PROMPT: Copy down every line where the string "this" shows up.

--- begin LISTED ENTRIES ---

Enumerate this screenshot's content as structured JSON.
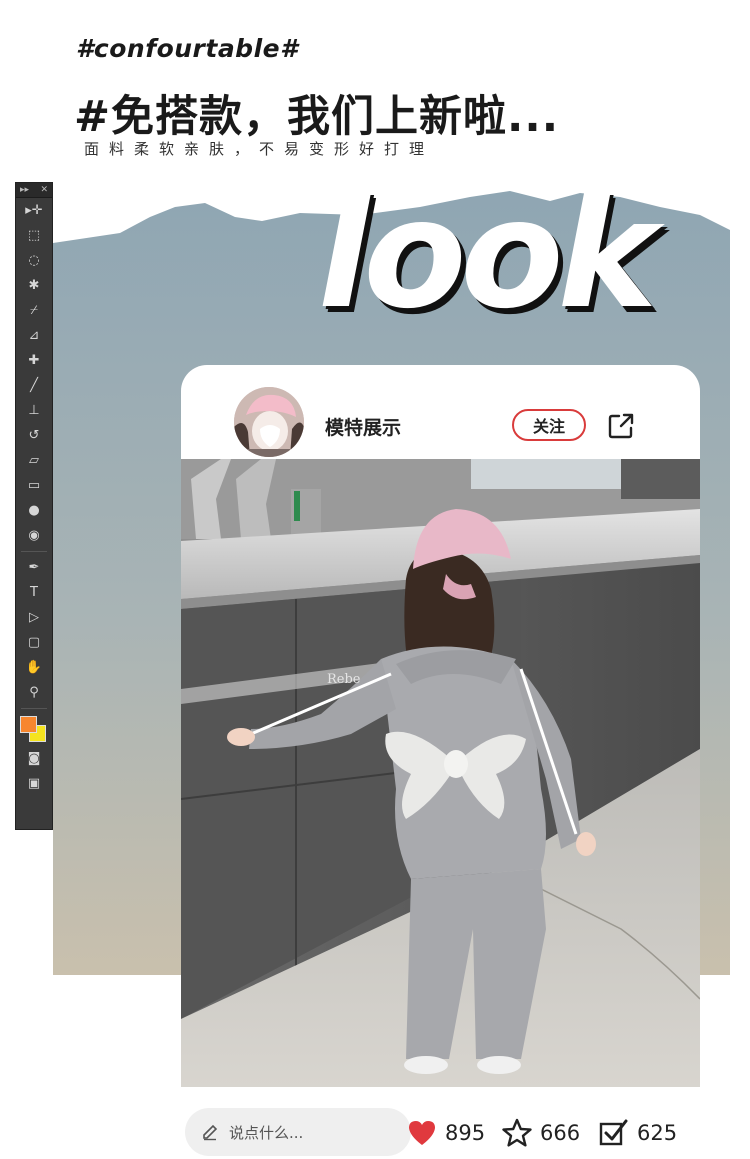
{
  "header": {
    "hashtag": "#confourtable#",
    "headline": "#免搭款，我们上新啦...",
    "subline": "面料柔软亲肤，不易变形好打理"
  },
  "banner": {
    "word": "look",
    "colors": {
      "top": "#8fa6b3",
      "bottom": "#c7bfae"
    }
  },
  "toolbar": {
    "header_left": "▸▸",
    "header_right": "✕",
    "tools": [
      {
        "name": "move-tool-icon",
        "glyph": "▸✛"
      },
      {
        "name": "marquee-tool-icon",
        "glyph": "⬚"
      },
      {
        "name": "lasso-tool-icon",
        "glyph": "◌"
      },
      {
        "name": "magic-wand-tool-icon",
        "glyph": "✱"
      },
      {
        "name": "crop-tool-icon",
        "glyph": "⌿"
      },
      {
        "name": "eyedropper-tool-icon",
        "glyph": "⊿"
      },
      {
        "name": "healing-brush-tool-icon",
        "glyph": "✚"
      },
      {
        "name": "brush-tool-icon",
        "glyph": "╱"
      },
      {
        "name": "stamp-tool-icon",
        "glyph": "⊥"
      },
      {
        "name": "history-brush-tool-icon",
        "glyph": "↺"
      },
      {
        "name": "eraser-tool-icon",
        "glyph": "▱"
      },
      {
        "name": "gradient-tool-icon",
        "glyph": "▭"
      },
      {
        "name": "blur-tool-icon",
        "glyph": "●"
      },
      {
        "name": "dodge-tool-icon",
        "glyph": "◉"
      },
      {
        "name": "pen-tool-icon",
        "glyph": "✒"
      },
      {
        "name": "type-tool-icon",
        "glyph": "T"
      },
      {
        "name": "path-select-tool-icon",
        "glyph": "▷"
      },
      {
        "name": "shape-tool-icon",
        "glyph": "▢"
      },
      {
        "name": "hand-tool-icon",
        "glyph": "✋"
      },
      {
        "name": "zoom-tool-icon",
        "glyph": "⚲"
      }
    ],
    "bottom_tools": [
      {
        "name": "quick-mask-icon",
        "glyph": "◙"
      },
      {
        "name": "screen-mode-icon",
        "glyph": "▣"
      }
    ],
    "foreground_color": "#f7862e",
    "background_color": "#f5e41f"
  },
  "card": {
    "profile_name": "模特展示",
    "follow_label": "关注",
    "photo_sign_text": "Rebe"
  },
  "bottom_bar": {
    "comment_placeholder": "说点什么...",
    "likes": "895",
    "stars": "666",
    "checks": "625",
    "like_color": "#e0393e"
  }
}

--- end LISTED ENTRIES ---
--- begin LISTED ENTRIES ---

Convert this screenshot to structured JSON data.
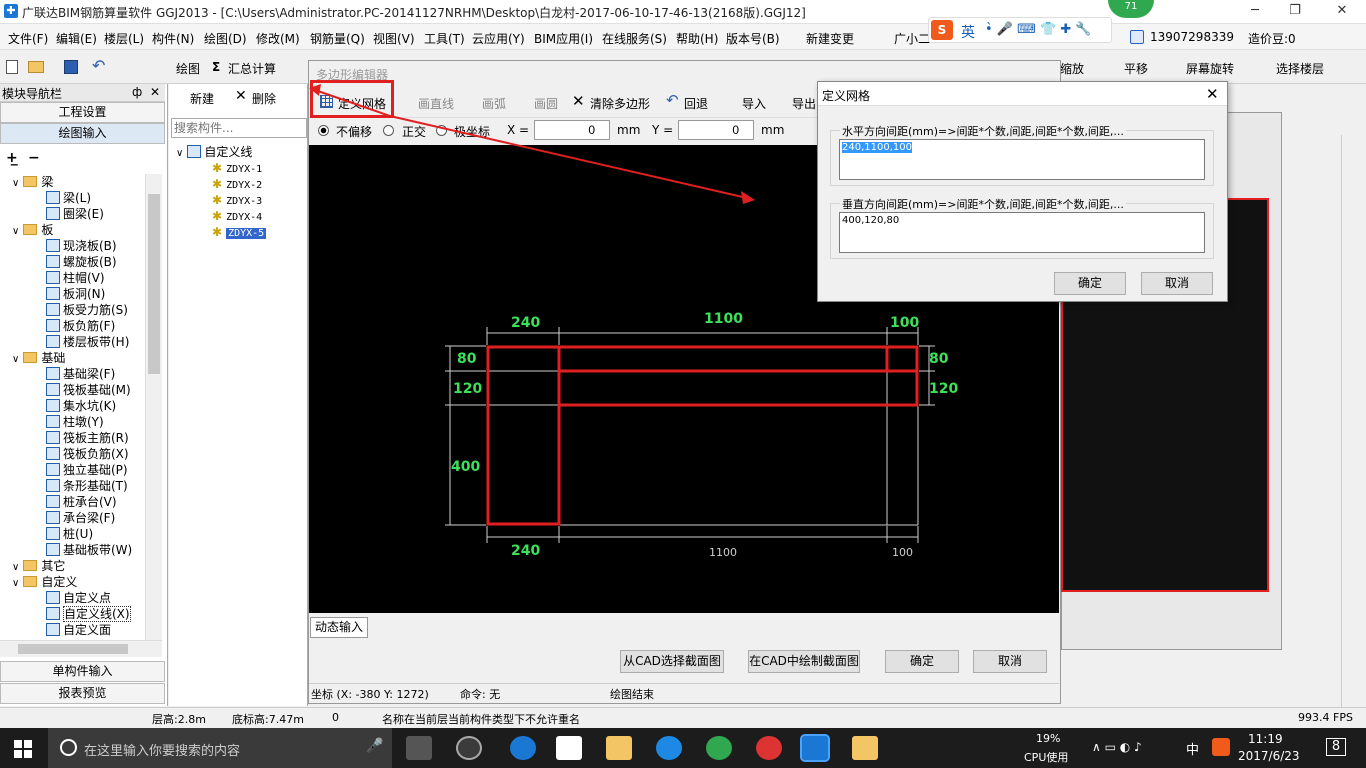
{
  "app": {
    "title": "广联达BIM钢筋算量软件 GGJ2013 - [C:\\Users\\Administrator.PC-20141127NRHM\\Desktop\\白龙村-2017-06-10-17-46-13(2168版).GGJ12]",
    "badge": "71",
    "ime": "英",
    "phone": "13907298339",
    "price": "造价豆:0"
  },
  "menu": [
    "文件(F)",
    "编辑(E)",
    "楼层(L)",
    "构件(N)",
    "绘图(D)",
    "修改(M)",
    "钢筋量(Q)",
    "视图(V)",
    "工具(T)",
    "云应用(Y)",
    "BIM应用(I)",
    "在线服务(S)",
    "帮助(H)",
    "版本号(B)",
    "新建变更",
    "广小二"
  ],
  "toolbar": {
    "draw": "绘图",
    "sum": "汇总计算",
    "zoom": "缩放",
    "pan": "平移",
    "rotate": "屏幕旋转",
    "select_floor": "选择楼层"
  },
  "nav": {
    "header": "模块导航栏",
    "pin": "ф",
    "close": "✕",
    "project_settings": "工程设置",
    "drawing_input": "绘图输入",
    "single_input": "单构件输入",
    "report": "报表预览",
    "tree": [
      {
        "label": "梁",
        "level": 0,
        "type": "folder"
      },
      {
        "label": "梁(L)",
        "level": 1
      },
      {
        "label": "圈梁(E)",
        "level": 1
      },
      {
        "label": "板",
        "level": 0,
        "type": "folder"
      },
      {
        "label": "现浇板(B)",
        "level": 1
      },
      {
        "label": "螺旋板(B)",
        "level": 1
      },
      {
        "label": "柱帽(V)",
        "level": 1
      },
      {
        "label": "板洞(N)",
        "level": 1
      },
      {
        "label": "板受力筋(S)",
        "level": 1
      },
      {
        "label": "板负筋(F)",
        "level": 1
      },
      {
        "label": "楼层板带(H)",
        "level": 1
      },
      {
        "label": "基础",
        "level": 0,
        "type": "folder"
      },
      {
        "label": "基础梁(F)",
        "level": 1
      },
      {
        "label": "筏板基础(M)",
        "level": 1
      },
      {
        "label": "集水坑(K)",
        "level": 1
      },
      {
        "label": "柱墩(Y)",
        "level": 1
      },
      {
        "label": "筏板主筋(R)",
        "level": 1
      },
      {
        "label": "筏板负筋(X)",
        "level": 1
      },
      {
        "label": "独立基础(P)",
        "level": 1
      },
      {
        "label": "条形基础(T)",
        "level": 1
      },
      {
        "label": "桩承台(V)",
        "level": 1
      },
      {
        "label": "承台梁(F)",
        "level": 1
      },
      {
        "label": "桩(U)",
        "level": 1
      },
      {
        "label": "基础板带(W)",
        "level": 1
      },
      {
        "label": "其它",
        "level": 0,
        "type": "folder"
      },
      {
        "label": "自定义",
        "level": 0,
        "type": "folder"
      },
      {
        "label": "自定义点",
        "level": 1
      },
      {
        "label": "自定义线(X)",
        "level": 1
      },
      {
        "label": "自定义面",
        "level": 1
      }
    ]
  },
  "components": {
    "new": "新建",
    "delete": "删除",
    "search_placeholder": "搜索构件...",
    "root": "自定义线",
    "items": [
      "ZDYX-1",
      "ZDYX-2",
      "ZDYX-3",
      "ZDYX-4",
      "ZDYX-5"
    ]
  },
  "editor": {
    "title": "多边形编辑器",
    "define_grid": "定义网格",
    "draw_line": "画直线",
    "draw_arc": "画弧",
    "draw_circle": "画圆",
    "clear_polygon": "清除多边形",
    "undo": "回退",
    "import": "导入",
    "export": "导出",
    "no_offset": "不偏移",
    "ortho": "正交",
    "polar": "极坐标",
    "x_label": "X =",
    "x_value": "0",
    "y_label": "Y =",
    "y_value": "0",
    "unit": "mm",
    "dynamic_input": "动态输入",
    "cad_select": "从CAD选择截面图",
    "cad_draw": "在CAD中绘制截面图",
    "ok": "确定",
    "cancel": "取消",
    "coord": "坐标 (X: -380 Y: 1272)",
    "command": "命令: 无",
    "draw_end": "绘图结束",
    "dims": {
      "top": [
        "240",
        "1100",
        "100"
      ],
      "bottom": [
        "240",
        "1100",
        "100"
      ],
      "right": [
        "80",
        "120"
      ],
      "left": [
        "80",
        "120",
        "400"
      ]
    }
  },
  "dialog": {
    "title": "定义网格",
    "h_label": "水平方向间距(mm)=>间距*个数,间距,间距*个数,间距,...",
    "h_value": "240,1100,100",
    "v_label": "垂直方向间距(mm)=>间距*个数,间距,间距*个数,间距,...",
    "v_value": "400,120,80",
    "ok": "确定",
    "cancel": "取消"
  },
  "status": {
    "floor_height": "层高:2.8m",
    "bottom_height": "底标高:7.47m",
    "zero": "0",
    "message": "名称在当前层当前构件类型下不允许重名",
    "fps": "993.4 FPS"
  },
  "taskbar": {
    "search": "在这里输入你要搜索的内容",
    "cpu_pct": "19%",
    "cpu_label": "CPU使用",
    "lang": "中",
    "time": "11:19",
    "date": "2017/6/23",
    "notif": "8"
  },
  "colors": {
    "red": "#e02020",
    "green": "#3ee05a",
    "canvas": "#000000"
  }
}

--- end LISTED ENTRIES ---

THE RESPONSE:
Enumerate this screenshot's content as structured JSON.
Convert this screenshot to structured JSON data.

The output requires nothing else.